Stated exercise
Find every line in the records below that contains the word "烏岩角重型帆船", and copy each such line.
** Begin Dataset records **
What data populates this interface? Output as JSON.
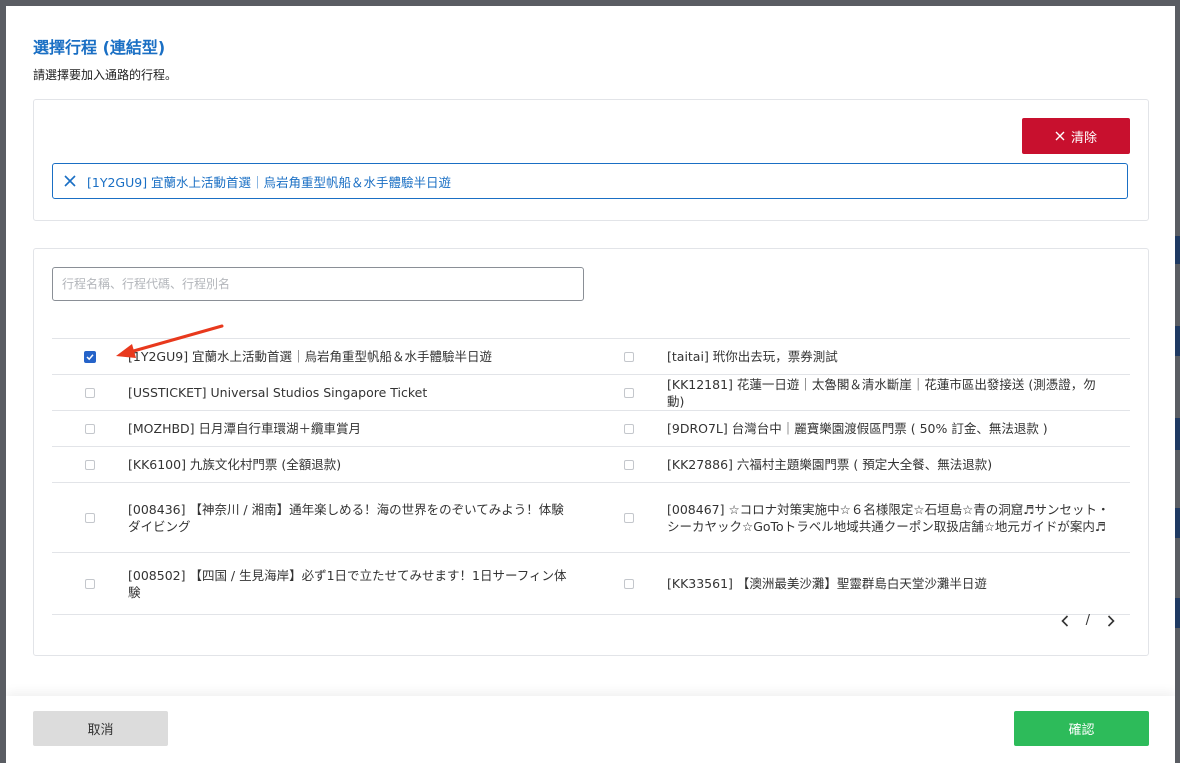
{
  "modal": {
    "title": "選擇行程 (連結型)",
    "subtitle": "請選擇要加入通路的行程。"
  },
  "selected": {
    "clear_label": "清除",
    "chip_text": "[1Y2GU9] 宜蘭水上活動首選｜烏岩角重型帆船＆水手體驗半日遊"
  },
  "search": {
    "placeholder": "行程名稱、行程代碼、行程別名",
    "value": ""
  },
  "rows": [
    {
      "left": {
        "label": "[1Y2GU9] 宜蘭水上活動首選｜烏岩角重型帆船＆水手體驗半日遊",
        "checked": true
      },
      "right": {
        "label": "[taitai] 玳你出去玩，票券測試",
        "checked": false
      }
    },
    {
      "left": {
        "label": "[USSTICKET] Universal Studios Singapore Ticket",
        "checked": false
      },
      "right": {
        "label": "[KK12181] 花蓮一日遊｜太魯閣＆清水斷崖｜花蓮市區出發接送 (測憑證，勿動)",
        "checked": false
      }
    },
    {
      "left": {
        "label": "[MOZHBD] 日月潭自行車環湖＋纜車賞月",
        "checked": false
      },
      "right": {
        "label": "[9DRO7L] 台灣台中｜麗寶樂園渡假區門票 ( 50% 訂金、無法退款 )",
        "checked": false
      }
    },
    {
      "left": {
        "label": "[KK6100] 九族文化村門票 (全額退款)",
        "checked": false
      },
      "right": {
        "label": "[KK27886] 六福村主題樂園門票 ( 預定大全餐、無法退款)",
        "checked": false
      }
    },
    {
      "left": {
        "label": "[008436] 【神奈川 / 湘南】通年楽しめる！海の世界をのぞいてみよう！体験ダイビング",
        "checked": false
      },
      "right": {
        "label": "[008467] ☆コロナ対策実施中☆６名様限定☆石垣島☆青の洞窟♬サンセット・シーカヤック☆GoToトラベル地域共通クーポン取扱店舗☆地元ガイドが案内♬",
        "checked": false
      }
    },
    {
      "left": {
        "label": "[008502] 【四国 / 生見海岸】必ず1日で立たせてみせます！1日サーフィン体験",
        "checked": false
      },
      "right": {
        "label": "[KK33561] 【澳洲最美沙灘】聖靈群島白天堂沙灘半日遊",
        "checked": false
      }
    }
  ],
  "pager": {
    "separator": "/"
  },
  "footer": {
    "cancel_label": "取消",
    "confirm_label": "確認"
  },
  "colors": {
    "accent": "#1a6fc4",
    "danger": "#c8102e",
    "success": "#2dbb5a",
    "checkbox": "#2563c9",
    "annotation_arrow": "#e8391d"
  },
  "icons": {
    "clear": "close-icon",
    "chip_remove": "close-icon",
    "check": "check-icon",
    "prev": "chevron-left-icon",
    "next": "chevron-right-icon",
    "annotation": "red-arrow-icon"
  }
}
** End Dataset records **
Response for this exercise
    "chip_text": "[1Y2GU9] 宜蘭水上活動首選｜烏岩角重型帆船＆水手體驗半日遊"
        "label": "[1Y2GU9] 宜蘭水上活動首選｜烏岩角重型帆船＆水手體驗半日遊",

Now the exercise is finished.